Pictures aside, repeat every entry exactly.

[Stored entries]
********************
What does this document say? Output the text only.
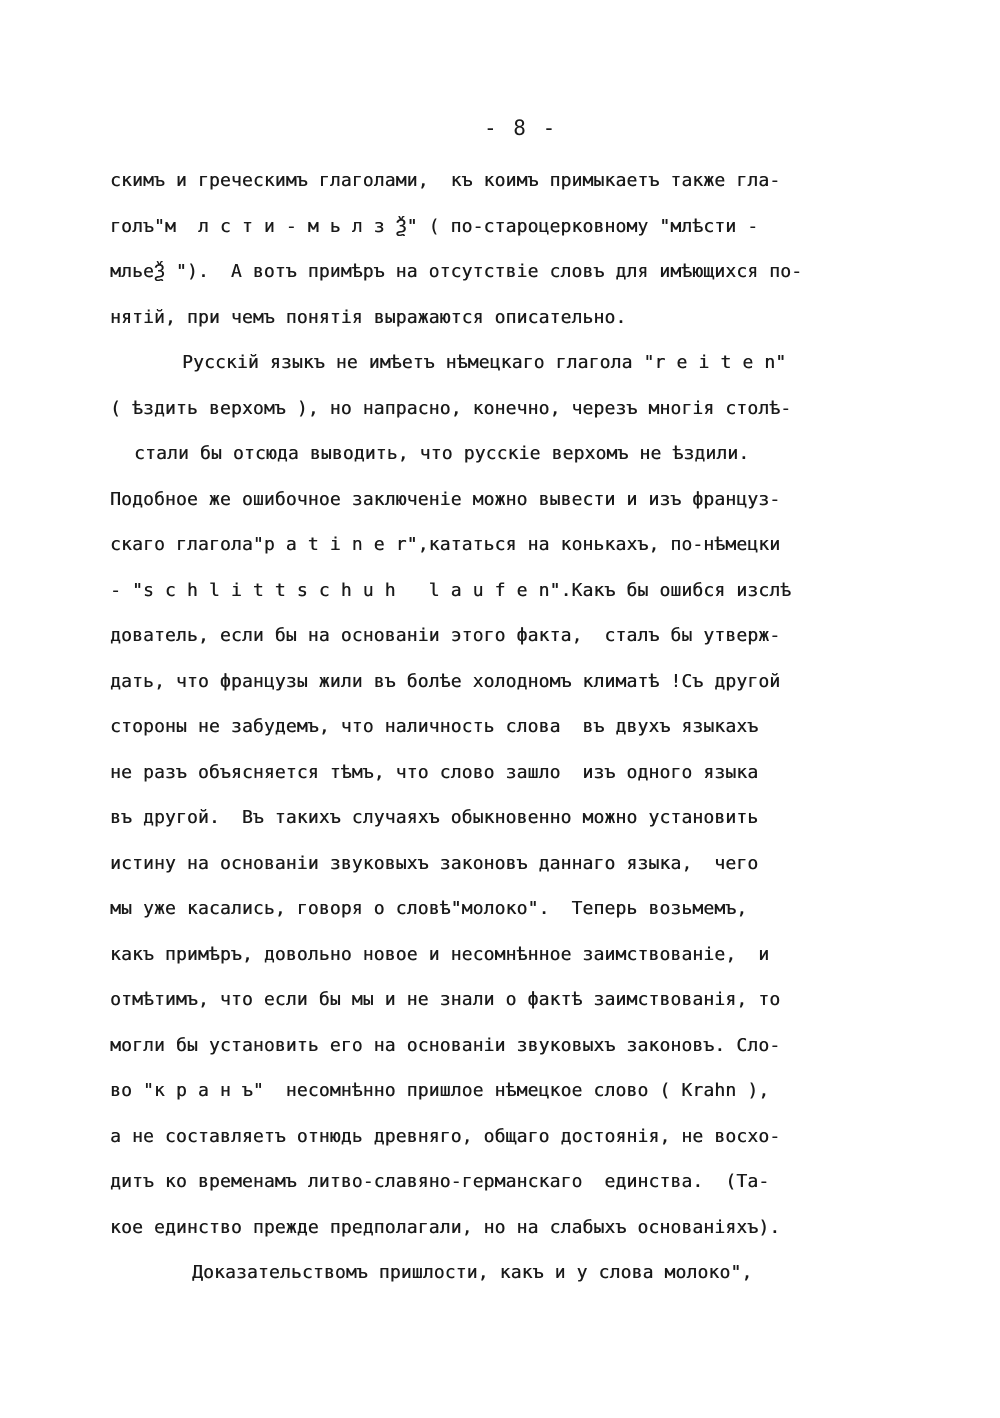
- 8 -
скимъ и греческимъ глаголами,  къ коимъ примыкаетъ также гла-
голъ"м  л с т и - м ь л з Ѯ" ( по-староцерковному "млѣсти -
мльеѮ ").  А вотъ примѣръ на отсутствіе словъ для имѣющихся по-
нятій, при чемъ понятія выражаются описательно.
Русскій языкъ не имѣетъ нѣмецкаго глагола "r e i t e n"
( ѣздить верхомъ ), но напрасно, конечно, черезъ многія столѣ-
стали бы отсюда выводить, что русскіе верхомъ не ѣздили.
Подобное же ошибочное заключеніе можно вывести и изъ француз-
скаго глагола"p a t i n e r",кататься на конькахъ, по-нѣмецки
- "s c h l i t t s c h u h   l a u f e n".Какъ бы ошибся изслѣ
дователь, если бы на основаніи этого факта,  сталъ бы утверж-
дать, что французы жили въ болѣе холодномъ климатѣ !Съ другой
стороны не забудемъ, что наличность слова  въ двухъ языкахъ
не разъ объясняется тѣмъ, что слово зашло  изъ одного языка
въ другой.  Въ такихъ случаяхъ обыкновенно можно установить
истину на основаніи звуковыхъ законовъ даннаго языка,  чего
мы уже касались, говоря о словѣ"молоко".  Теперь возьмемъ,
какъ примѣръ, довольно новое и несомнѣнное заимствованіе,  и
отмѣтимъ, что если бы мы и не знали о фактѣ заимствованія, то
могли бы установить его на основаніи звуковыхъ законовъ. Сло-
во "к р а н ъ"  несомнѣнно пришлое нѣмецкое слово ( Krahn ),
а не составляетъ отнюдь древняго, общаго достоянія, не восхо-
дитъ ко временамъ литво-славяно-германскаго  единства.  (Та-
кое единство прежде предполагали, но на слабыхъ основаніяхъ).
Доказательствомъ пришлости, какъ и у слова молоко",
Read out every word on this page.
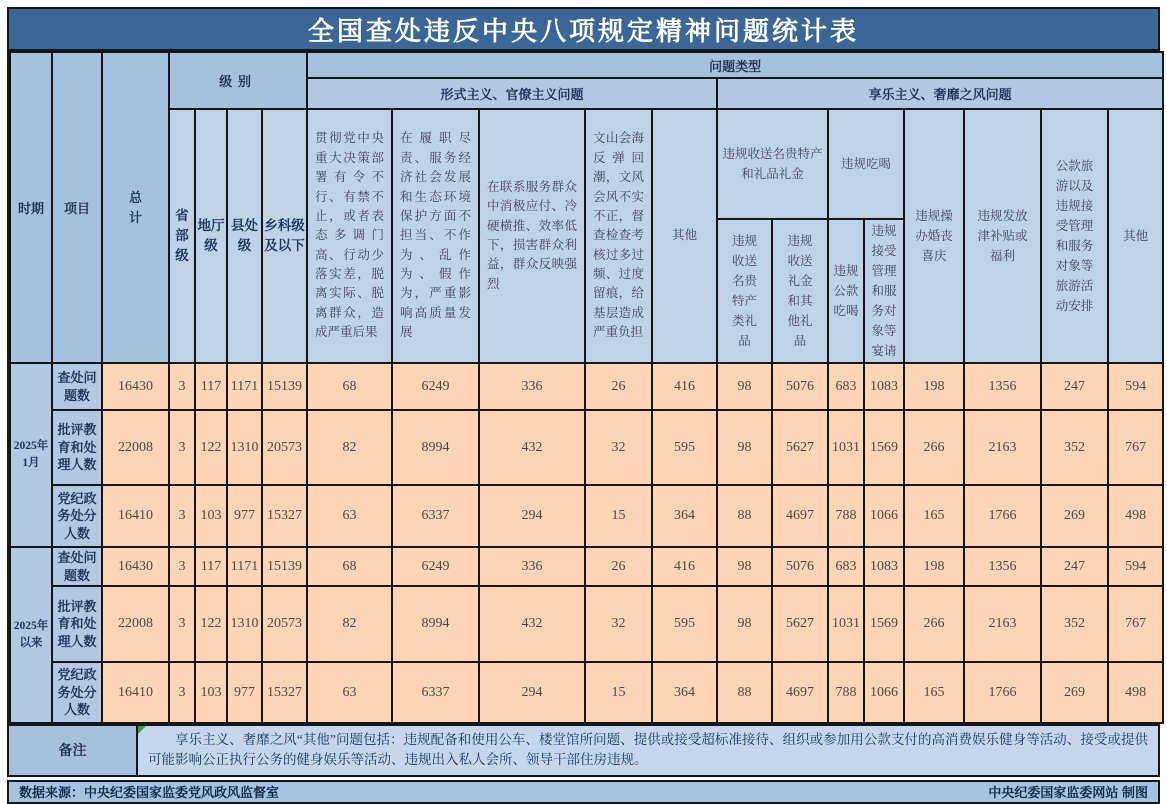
全国查处违反中央八项规定精神问题统计表
时期	项目	总计	级别				问题类型												
							形式主义、官僚主义问题					享乐主义、奢靡之风问题							
			省部级	地厅级	县处级	乡科级及以下	贯彻党中央重大决策部署有令不行、有禁不止，或者表态多调门高、行动少落实差，脱离实际、脱离群众，造成严重后果	在履职尽责、服务经济社会发展和生态环境保护方面不担当、不作为、乱作为、假作为，严重影响高质量发展	在联系服务群众中消极应付、冷硬横推、效率低下，损害群众利益，群众反映强烈	文山会海反弹回潮，文风会风不实不正，督查检查考核过多过频、过度留痕，给基层造成严重负担	其他	违规收送名贵特产和礼品礼金		违规吃喝		违规操办婚丧喜庆	违规发放津补贴或福利	公款旅游以及违规接受管理和服务对象等旅游活动安排	其他
												违规收送名贵特产类礼品	违规收送礼金和其他礼品	违规公款吃喝	违规接受管理和服务对象等宴请				
2025年1月	查处问题数	16430	3	117	1171	15139	68	6249	336	26	416	98	5076	683	1083	198	1356	247	594
	批评教育和处理人数	22008	3	122	1310	20573	82	8994	432	32	595	98	5627	1031	1569	266	2163	352	767
	党纪政务处分人数	16410	3	103	977	15327	63	6337	294	15	364	88	4697	788	1066	165	1766	269	498
2025年以来	查处问题数	16430	3	117	1171	15139	68	6249	336	26	416	98	5076	683	1083	198	1356	247	594
	批评教育和处理人数	22008	3	122	1310	20573	82	8994	432	32	595	98	5627	1031	1569	266	2163	352	767
	党纪政务处分人数	16410	3	103	977	15327	63	6337	294	15	364	88	4697	788	1066	165	1766	269	498
备注
享乐主义、奢靡之风“其他”问题包括：违规配备和使用公车、楼堂馆所问题、提供或接受超标准接待、组织或参加用公款支付的高消费娱乐健身等活动、接受或提供可能影响公正执行公务的健身娱乐等活动、违规出入私人会所、领导干部住房违规。
数据来源：中央纪委国家监委党风政风监督室	中央纪委国家监委网站 制图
********************
*The result*.
What does this document say? Output the text only.
- 8 -
скимъ и греческимъ глаголами,  къ коимъ примыкаетъ также гла-
голъ"м  л с т и - м ь л з Ѯ" ( по-староцерковному "млѣсти -
мльеѮ ").  А вотъ примѣръ на отсутствіе словъ для имѣющихся по-
нятій, при чемъ понятія выражаются описательно.
Русскій языкъ не имѣетъ нѣмецкаго глагола "r e i t e n"
( ѣздить верхомъ ), но напрасно, конечно, черезъ многія столѣ-
стали бы отсюда выводить, что русскіе верхомъ не ѣздили.
Подобное же ошибочное заключеніе можно вывести и изъ француз-
скаго глагола"p a t i n e r",кататься на конькахъ, по-нѣмецки
- "s c h l i t t s c h u h   l a u f e n".Какъ бы ошибся изслѣ
дователь, если бы на основаніи этого факта,  сталъ бы утверж-
дать, что французы жили въ болѣе холодномъ климатѣ !Съ другой
стороны не забудемъ, что наличность слова  въ двухъ языкахъ
не разъ объясняется тѣмъ, что слово зашло  изъ одного языка
въ другой.  Въ такихъ случаяхъ обыкновенно можно установить
истину на основаніи звуковыхъ законовъ даннаго языка,  чего
мы уже касались, говоря о словѣ"молоко".  Теперь возьмемъ,
какъ примѣръ, довольно новое и несомнѣнное заимствованіе,  и
отмѣтимъ, что если бы мы и не знали о фактѣ заимствованія, то
могли бы установить его на основаніи звуковыхъ законовъ. Сло-
во "к р а н ъ"  несомнѣнно пришлое нѣмецкое слово ( Krahn ),
а не составляетъ отнюдь древняго, общаго достоянія, не восхо-
дитъ ко временамъ литво-славяно-германскаго  единства.  (Та-
кое единство прежде предполагали, но на слабыхъ основаніяхъ).
Доказательствомъ пришлости, какъ и у слова молоко",
Read out every word on this page.
全国查处违反中央八项规定精神问题统计表
时期	项目	总计	级别				问题类型												
							形式主义、官僚主义问题					享乐主义、奢靡之风问题							
			省部级	地厅级	县处级	乡科级及以下	贯彻党中央重大决策部署有令不行、有禁不止，或者表态多调门高、行动少落实差，脱离实际、脱离群众，造成严重后果	在履职尽责、服务经济社会发展和生态环境保护方面不担当、不作为、乱作为、假作为，严重影响高质量发展	在联系服务群众中消极应付、冷硬横推、效率低下，损害群众利益，群众反映强烈	文山会海反弹回潮，文风会风不实不正，督查检查考核过多过频、过度留痕，给基层造成严重负担	其他	违规收送名贵特产和礼品礼金		违规吃喝		违规操办婚丧喜庆	违规发放津补贴或福利	公款旅游以及违规接受管理和服务对象等旅游活动安排	其他
												违规收送名贵特产类礼品	违规收送礼金和其他礼品	违规公款吃喝	违规接受管理和服务对象等宴请				
2025年1月	查处问题数	16430	3	117	1171	15139	68	6249	336	26	416	98	5076	683	1083	198	1356	247	594
	批评教育和处理人数	22008	3	122	1310	20573	82	8994	432	32	595	98	5627	1031	1569	266	2163	352	767
	党纪政务处分人数	16410	3	103	977	15327	63	6337	294	15	364	88	4697	788	1066	165	1766	269	498
2025年以来	查处问题数	16430	3	117	1171	15139	68	6249	336	26	416	98	5076	683	1083	198	1356	247	594
	批评教育和处理人数	22008	3	122	1310	20573	82	8994	432	32	595	98	5627	1031	1569	266	2163	352	767
	党纪政务处分人数	16410	3	103	977	15327	63	6337	294	15	364	88	4697	788	1066	165	1766	269	498
备注
享乐主义、奢靡之风“其他”问题包括：违规配备和使用公车、楼堂馆所问题、提供或接受超标准接待、组织或参加用公款支付的高消费娱乐健身等活动、接受或提供可能影响公正执行公务的健身娱乐等活动、违规出入私人会所、领导干部住房违规。
数据来源：中央纪委国家监委党风政风监督室	中央纪委国家监委网站 制图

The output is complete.